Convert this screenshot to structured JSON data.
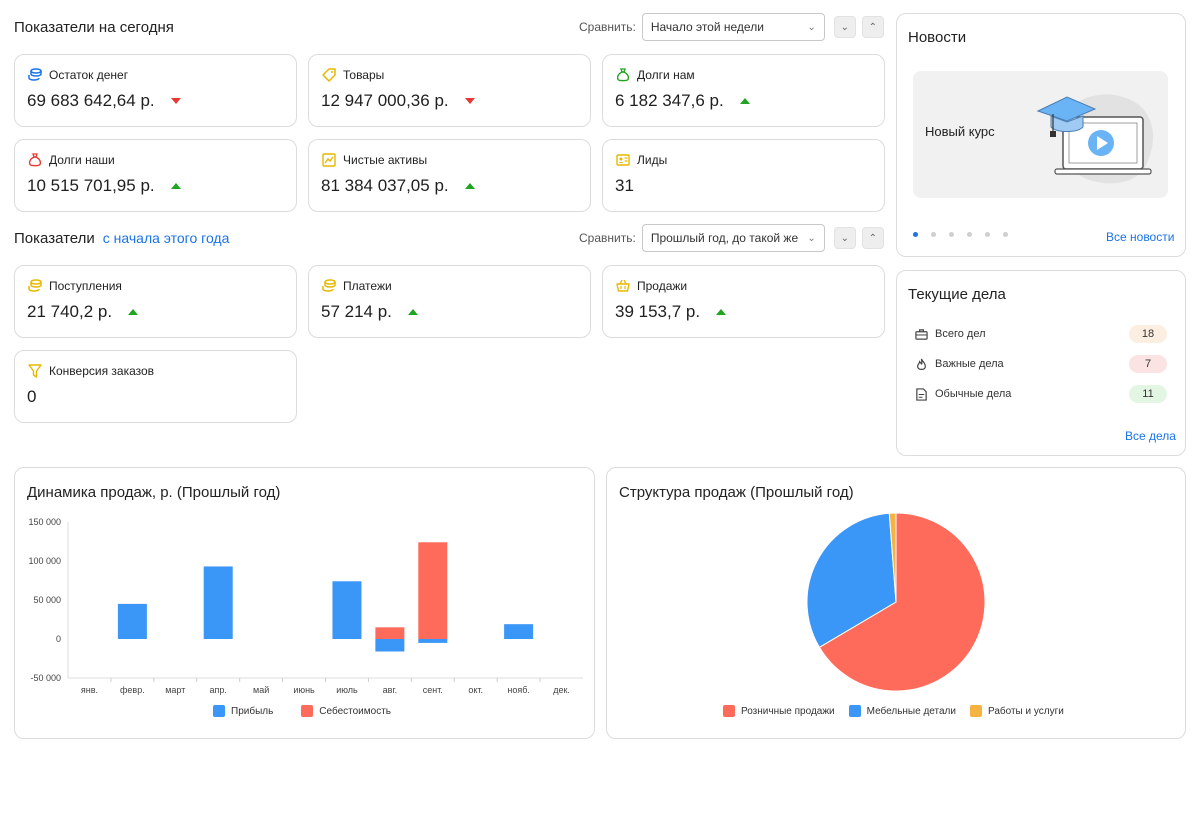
{
  "today": {
    "title": "Показатели на сегодня",
    "compare_label": "Сравнить:",
    "compare_value": "Начало этой недели",
    "metrics": [
      {
        "label": "Остаток денег",
        "value": "69 683 642,64 р.",
        "trend": "down",
        "icon": "coins-icon"
      },
      {
        "label": "Товары",
        "value": "12 947 000,36 р.",
        "trend": "down",
        "icon": "tag-icon"
      },
      {
        "label": "Долги нам",
        "value": "6 182 347,6 р.",
        "trend": "up",
        "icon": "money-bag-icon"
      },
      {
        "label": "Долги наши",
        "value": "10 515 701,95 р.",
        "trend": "up",
        "icon": "money-bag-icon"
      },
      {
        "label": "Чистые активы",
        "value": "81 384 037,05 р.",
        "trend": "up",
        "icon": "chart-icon"
      },
      {
        "label": "Лиды",
        "value": "31",
        "trend": "none",
        "icon": "contact-card-icon"
      }
    ]
  },
  "year": {
    "title": "Показатели",
    "title_link": "с начала этого года",
    "compare_label": "Сравнить:",
    "compare_value": "Прошлый год, до такой же даты",
    "metrics": [
      {
        "label": "Поступления",
        "value": "21 740,2 р.",
        "trend": "up",
        "icon": "coins-icon"
      },
      {
        "label": "Платежи",
        "value": "57 214 р.",
        "trend": "up",
        "icon": "coins-icon"
      },
      {
        "label": "Продажи",
        "value": "39 153,7 р.",
        "trend": "up",
        "icon": "basket-icon"
      },
      {
        "label": "Конверсия заказов",
        "value": "0",
        "trend": "none",
        "icon": "funnel-icon"
      }
    ]
  },
  "news": {
    "title": "Новости",
    "banner_text": "Новый курс",
    "all_link": "Все новости",
    "dots": 6,
    "active_dot": 0
  },
  "tasks": {
    "title": "Текущие дела",
    "items": [
      {
        "label": "Всего дел",
        "count": "18",
        "bg": "#fdeee2",
        "icon": "briefcase-icon"
      },
      {
        "label": "Важные дела",
        "count": "7",
        "bg": "#fbe3e3",
        "icon": "fire-icon"
      },
      {
        "label": "Обычные дела",
        "count": "11",
        "bg": "#e3f6e3",
        "icon": "document-icon"
      }
    ],
    "all_link": "Все дела"
  },
  "colors": {
    "profit": "#3a96f7",
    "cost": "#ff6b5b",
    "third": "#f5b342",
    "up": "#1fa51f",
    "down": "#e53935"
  },
  "chart_data": [
    {
      "type": "bar",
      "title": "Динамика продаж, р. (Прошлый год)",
      "categories": [
        "янв.",
        "февр.",
        "март",
        "апр.",
        "май",
        "июнь",
        "июль",
        "авг.",
        "сент.",
        "окт.",
        "нояб.",
        "дек."
      ],
      "series": [
        {
          "name": "Прибыль",
          "values": [
            0,
            45000,
            0,
            93000,
            0,
            0,
            74000,
            -16000,
            -5000,
            0,
            19000,
            0
          ]
        },
        {
          "name": "Себестоимость",
          "values": [
            0,
            0,
            0,
            0,
            0,
            0,
            0,
            15000,
            124000,
            0,
            0,
            0
          ]
        }
      ],
      "yticks": [
        "150 000",
        "100 000",
        "50 000",
        "0",
        "-50 000"
      ],
      "ylim": [
        -50000,
        150000
      ]
    },
    {
      "type": "pie",
      "title": "Структура продаж (Прошлый год)",
      "series": [
        {
          "name": "Розничные продажи",
          "values": [
            66.5
          ]
        },
        {
          "name": "Мебельные детали",
          "values": [
            32.3
          ]
        },
        {
          "name": "Работы и услуги",
          "values": [
            1.2
          ]
        }
      ],
      "legend": "bottom"
    }
  ]
}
────────────────────────────────────────
● The problem
Without including any pictures, reproduce the listing exactly.

● Written response
Convert this screenshot to structured JSON data.
{
  "today": {
    "title": "Показатели на сегодня",
    "compare_label": "Сравнить:",
    "compare_value": "Начало этой недели",
    "metrics": [
      {
        "label": "Остаток денег",
        "value": "69 683 642,64 р.",
        "trend": "down",
        "icon": "coins-icon"
      },
      {
        "label": "Товары",
        "value": "12 947 000,36 р.",
        "trend": "down",
        "icon": "tag-icon"
      },
      {
        "label": "Долги нам",
        "value": "6 182 347,6 р.",
        "trend": "up",
        "icon": "money-bag-icon"
      },
      {
        "label": "Долги наши",
        "value": "10 515 701,95 р.",
        "trend": "up",
        "icon": "money-bag-icon"
      },
      {
        "label": "Чистые активы",
        "value": "81 384 037,05 р.",
        "trend": "up",
        "icon": "chart-icon"
      },
      {
        "label": "Лиды",
        "value": "31",
        "trend": "none",
        "icon": "contact-card-icon"
      }
    ]
  },
  "year": {
    "title": "Показатели",
    "title_link": "с начала этого года",
    "compare_label": "Сравнить:",
    "compare_value": "Прошлый год, до такой же даты",
    "metrics": [
      {
        "label": "Поступления",
        "value": "21 740,2 р.",
        "trend": "up",
        "icon": "coins-icon"
      },
      {
        "label": "Платежи",
        "value": "57 214 р.",
        "trend": "up",
        "icon": "coins-icon"
      },
      {
        "label": "Продажи",
        "value": "39 153,7 р.",
        "trend": "up",
        "icon": "basket-icon"
      },
      {
        "label": "Конверсия заказов",
        "value": "0",
        "trend": "none",
        "icon": "funnel-icon"
      }
    ]
  },
  "news": {
    "title": "Новости",
    "banner_text": "Новый курс",
    "all_link": "Все новости",
    "dots": 6,
    "active_dot": 0
  },
  "tasks": {
    "title": "Текущие дела",
    "items": [
      {
        "label": "Всего дел",
        "count": "18",
        "bg": "#fdeee2",
        "icon": "briefcase-icon"
      },
      {
        "label": "Важные дела",
        "count": "7",
        "bg": "#fbe3e3",
        "icon": "fire-icon"
      },
      {
        "label": "Обычные дела",
        "count": "11",
        "bg": "#e3f6e3",
        "icon": "document-icon"
      }
    ],
    "all_link": "Все дела"
  },
  "colors": {
    "profit": "#3a96f7",
    "cost": "#ff6b5b",
    "third": "#f5b342",
    "up": "#1fa51f",
    "down": "#e53935"
  },
  "chart_data": [
    {
      "type": "bar",
      "title": "Динамика продаж, р. (Прошлый год)",
      "categories": [
        "янв.",
        "февр.",
        "март",
        "апр.",
        "май",
        "июнь",
        "июль",
        "авг.",
        "сент.",
        "окт.",
        "нояб.",
        "дек."
      ],
      "series": [
        {
          "name": "Прибыль",
          "values": [
            0,
            45000,
            0,
            93000,
            0,
            0,
            74000,
            -16000,
            -5000,
            0,
            19000,
            0
          ]
        },
        {
          "name": "Себестоимость",
          "values": [
            0,
            0,
            0,
            0,
            0,
            0,
            0,
            15000,
            124000,
            0,
            0,
            0
          ]
        }
      ],
      "yticks": [
        "150 000",
        "100 000",
        "50 000",
        "0",
        "-50 000"
      ],
      "ylim": [
        -50000,
        150000
      ]
    },
    {
      "type": "pie",
      "title": "Структура продаж (Прошлый год)",
      "series": [
        {
          "name": "Розничные продажи",
          "values": [
            66.5
          ]
        },
        {
          "name": "Мебельные детали",
          "values": [
            32.3
          ]
        },
        {
          "name": "Работы и услуги",
          "values": [
            1.2
          ]
        }
      ],
      "legend": "bottom"
    }
  ]
}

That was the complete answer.